==== Information given ====

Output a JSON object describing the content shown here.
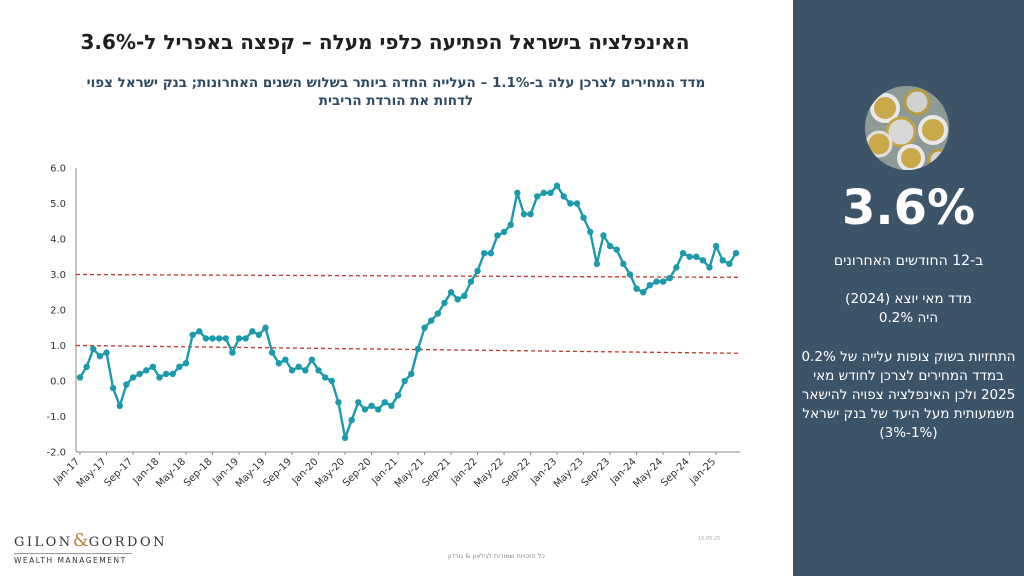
{
  "slide": {
    "title": "האינפלציה בישראל הפתיעה כלפי מעלה – קפצה באפריל ל-3.6%",
    "subtitle_line1": "מדד המחירים לצרכן עלה ב-1.1% – העלייה החדה ביותר בשלוש השנים האחרונות; בנק ישראל צפוי",
    "subtitle_line2": "לדחות את הורדת הריבית"
  },
  "side": {
    "big_number": "3.6%",
    "big_label": "ב-12 החודשים האחרונים",
    "note1_line1": "מדד מאי יוצא (2024)",
    "note1_line2": "היה 0.2%",
    "note2": "התחזיות בשוק צופות עלייה של 0.2% במדד המחירים לצרכן לחודש מאי 2025 ולכן האינפלציה צפויה להישאר משמעותית מעל היעד של בנק ישראל (1%-3%)",
    "coin_image": "coins-photo"
  },
  "logo": {
    "name_left": "GILON",
    "amp": "&",
    "name_right": "GORDON",
    "tagline": "WEALTH MANAGEMENT"
  },
  "footer": {
    "rights": "כל הזכויות שמורות לגילאון & גורדון",
    "date": "15.05.25"
  },
  "colors": {
    "line": "#1a9aab",
    "band": "#c0392b",
    "panel": "#3d5468",
    "title_sub": "#2f4a63"
  },
  "chart_data": {
    "type": "line",
    "title": "",
    "xlabel": "",
    "ylabel": "",
    "ylim": [
      -2.0,
      6.0
    ],
    "yticks": [
      "6.0",
      "5.0",
      "4.0",
      "3.0",
      "2.0",
      "1.0",
      "0.0",
      "-1.0",
      "-2.0"
    ],
    "xtick_labels": [
      "Jan-17",
      "May-17",
      "Sep-17",
      "Jan-18",
      "May-18",
      "Sep-18",
      "Jan-19",
      "May-19",
      "Sep-19",
      "Jan-20",
      "May-20",
      "Sep-20",
      "Jan-21",
      "May-21",
      "Sep-21",
      "Jan-22",
      "May-22",
      "Sep-22",
      "Jan-23",
      "May-23",
      "Sep-23",
      "Jan-24",
      "May-24",
      "Sep-24",
      "Jan-25"
    ],
    "start_month": "Jan-17",
    "series": [
      {
        "values": [
          0.1,
          0.4,
          0.9,
          0.7,
          0.8,
          -0.2,
          -0.7,
          -0.1,
          0.1,
          0.2,
          0.3,
          0.4,
          0.1,
          0.2,
          0.2,
          0.4,
          0.5,
          1.3,
          1.4,
          1.2,
          1.2,
          1.2,
          1.2,
          0.8,
          1.2,
          1.2,
          1.4,
          1.3,
          1.5,
          0.8,
          0.5,
          0.6,
          0.3,
          0.4,
          0.3,
          0.6,
          0.3,
          0.1,
          0.0,
          -0.6,
          -1.6,
          -1.1,
          -0.6,
          -0.8,
          -0.7,
          -0.8,
          -0.6,
          -0.7,
          -0.4,
          0.0,
          0.2,
          0.9,
          1.5,
          1.7,
          1.9,
          2.2,
          2.5,
          2.3,
          2.4,
          2.8,
          3.1,
          3.6,
          3.6,
          4.1,
          4.2,
          4.4,
          5.3,
          4.7,
          4.7,
          5.2,
          5.3,
          5.3,
          5.5,
          5.2,
          5.0,
          5.0,
          4.6,
          4.2,
          3.3,
          4.1,
          3.8,
          3.7,
          3.3,
          3.0,
          2.6,
          2.5,
          2.7,
          2.8,
          2.8,
          2.9,
          3.2,
          3.6,
          3.5,
          3.5,
          3.4,
          3.2,
          3.8,
          3.4,
          3.3,
          3.6
        ]
      }
    ],
    "target_band": [
      1.0,
      3.0
    ],
    "band_style": "dashed"
  }
}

====

Task prompt.
Find every line holding the word "האינפלציה"; give their count and nothing else.

Correct response.
2